SET TASK →
Find the word "deletion" in the listing; pull out each line holding it.

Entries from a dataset

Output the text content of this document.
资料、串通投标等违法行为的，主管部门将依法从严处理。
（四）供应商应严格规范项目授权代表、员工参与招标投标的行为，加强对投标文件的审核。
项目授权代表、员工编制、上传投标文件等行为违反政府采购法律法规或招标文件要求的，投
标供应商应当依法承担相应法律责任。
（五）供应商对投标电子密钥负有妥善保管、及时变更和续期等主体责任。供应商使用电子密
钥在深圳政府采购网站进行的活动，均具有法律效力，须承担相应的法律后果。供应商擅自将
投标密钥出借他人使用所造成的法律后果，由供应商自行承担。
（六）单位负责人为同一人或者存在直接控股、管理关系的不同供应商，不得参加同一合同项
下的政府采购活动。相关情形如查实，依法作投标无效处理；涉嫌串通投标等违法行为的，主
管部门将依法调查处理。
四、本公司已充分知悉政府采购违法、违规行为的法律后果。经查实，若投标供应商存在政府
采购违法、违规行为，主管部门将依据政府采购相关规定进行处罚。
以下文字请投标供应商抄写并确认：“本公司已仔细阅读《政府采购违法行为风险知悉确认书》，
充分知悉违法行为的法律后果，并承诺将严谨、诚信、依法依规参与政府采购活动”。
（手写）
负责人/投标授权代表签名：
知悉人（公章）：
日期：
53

...

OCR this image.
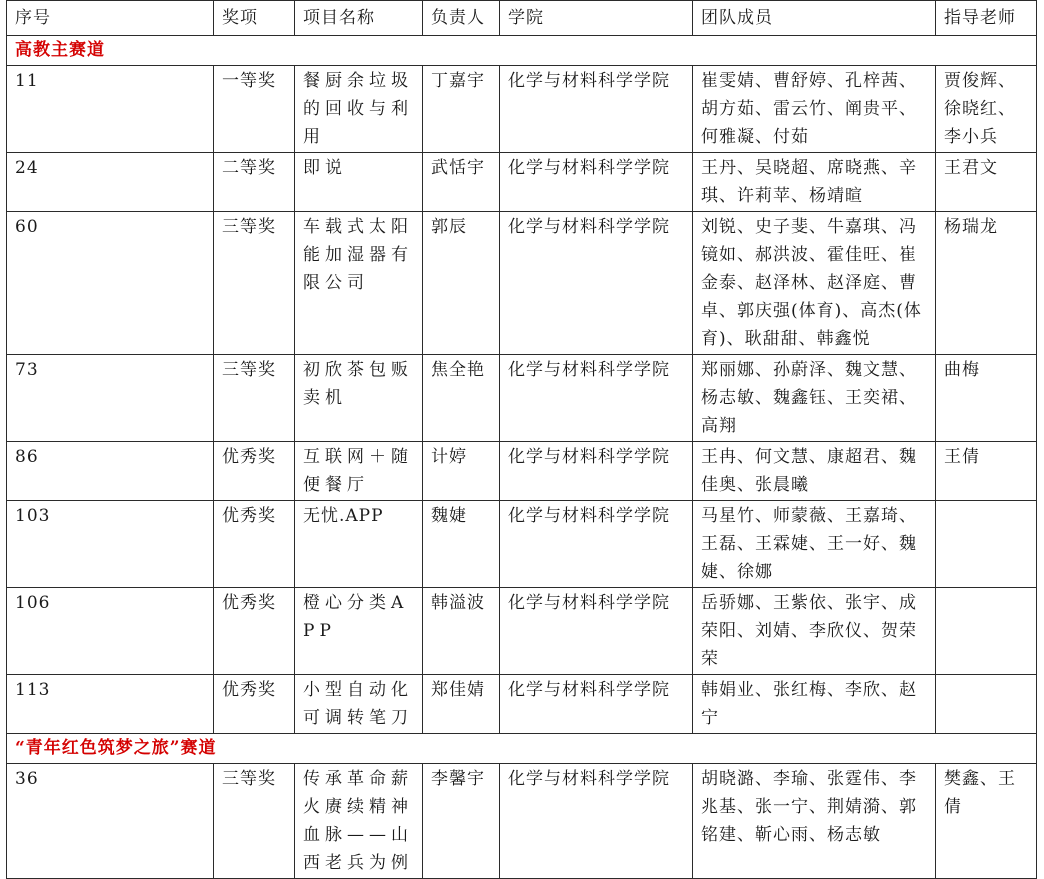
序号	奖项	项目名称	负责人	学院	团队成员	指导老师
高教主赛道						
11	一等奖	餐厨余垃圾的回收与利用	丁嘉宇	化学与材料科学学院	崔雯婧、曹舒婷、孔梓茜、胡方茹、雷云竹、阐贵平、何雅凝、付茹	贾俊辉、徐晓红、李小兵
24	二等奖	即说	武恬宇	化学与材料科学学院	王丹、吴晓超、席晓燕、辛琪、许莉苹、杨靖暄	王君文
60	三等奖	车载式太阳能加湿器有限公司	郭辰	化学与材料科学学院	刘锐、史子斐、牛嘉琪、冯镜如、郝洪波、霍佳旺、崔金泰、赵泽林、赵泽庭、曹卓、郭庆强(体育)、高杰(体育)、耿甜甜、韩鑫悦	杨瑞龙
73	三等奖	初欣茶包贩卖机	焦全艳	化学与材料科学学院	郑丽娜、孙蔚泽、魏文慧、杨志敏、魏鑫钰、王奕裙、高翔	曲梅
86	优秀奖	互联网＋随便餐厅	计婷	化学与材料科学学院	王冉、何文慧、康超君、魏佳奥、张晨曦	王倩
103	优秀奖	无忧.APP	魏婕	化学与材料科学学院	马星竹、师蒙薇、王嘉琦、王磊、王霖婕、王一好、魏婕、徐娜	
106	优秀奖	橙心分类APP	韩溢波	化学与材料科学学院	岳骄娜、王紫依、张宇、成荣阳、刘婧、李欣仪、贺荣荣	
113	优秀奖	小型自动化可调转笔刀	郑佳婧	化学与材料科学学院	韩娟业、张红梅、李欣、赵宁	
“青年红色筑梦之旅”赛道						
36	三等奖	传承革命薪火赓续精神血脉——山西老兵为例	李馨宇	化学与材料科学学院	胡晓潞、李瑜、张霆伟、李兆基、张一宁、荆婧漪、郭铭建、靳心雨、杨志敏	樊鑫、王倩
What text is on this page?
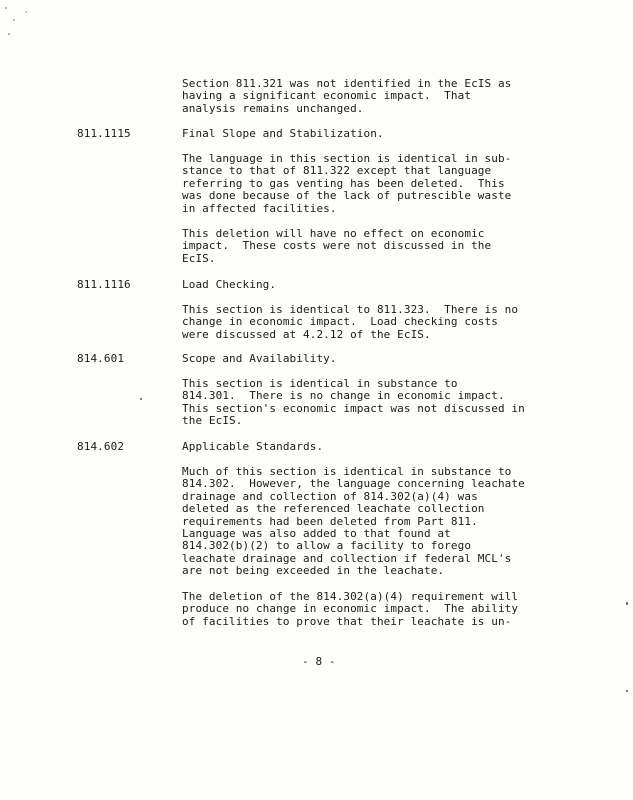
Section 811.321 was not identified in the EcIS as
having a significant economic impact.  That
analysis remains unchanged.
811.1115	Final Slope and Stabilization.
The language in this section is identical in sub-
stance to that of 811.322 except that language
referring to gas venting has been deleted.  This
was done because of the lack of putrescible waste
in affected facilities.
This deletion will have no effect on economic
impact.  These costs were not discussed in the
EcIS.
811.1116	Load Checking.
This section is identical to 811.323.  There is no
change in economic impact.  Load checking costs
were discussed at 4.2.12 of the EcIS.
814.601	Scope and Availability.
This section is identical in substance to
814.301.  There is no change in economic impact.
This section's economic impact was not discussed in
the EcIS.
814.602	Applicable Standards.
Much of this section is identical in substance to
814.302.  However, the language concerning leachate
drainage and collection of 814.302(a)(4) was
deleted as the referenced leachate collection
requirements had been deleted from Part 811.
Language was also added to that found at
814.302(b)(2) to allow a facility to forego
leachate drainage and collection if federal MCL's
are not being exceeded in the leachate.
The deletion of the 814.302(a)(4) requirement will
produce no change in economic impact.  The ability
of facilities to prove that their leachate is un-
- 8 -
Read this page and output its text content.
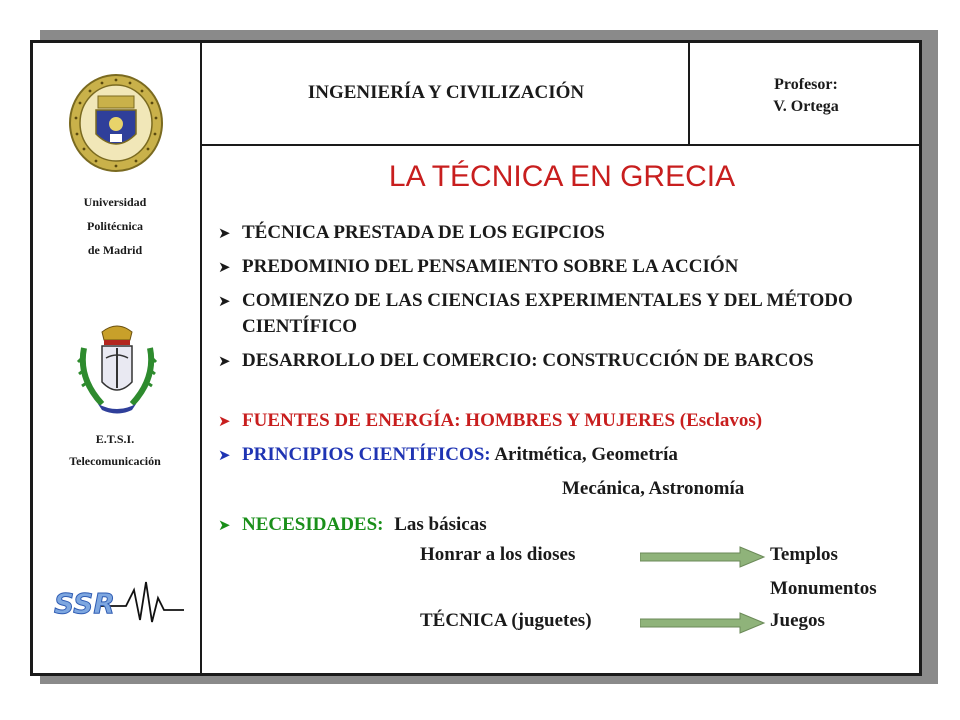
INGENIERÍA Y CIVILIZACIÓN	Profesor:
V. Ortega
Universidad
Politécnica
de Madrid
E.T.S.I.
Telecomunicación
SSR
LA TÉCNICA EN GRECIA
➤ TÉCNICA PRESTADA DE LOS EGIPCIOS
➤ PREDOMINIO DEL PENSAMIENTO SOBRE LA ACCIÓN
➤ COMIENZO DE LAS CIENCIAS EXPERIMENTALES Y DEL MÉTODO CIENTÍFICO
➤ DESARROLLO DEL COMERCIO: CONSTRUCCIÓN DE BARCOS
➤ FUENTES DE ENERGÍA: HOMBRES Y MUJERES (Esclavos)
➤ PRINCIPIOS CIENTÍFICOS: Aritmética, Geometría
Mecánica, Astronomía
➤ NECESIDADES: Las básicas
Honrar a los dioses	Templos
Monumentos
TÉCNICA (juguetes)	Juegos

...

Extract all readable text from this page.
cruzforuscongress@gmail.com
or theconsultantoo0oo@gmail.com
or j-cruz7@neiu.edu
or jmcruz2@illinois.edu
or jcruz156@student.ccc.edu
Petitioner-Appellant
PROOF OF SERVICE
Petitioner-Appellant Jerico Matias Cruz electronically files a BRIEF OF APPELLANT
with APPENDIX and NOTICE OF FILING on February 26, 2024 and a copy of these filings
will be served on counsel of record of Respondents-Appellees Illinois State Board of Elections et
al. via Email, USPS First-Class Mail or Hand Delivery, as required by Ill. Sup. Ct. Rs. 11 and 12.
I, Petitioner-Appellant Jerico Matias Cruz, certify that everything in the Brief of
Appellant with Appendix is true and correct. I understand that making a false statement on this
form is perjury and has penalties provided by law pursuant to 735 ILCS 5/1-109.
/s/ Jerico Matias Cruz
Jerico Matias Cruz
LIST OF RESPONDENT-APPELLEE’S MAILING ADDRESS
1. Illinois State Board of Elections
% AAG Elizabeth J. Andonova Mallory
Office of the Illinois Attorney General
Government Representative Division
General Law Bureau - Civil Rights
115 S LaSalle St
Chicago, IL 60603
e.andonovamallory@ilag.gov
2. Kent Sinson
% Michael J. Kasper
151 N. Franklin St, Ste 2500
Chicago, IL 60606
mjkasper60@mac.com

EXERCISE SOLUTION →
This deletion will have no effect on economic
The deletion of the 814.302(a)(4) requirement will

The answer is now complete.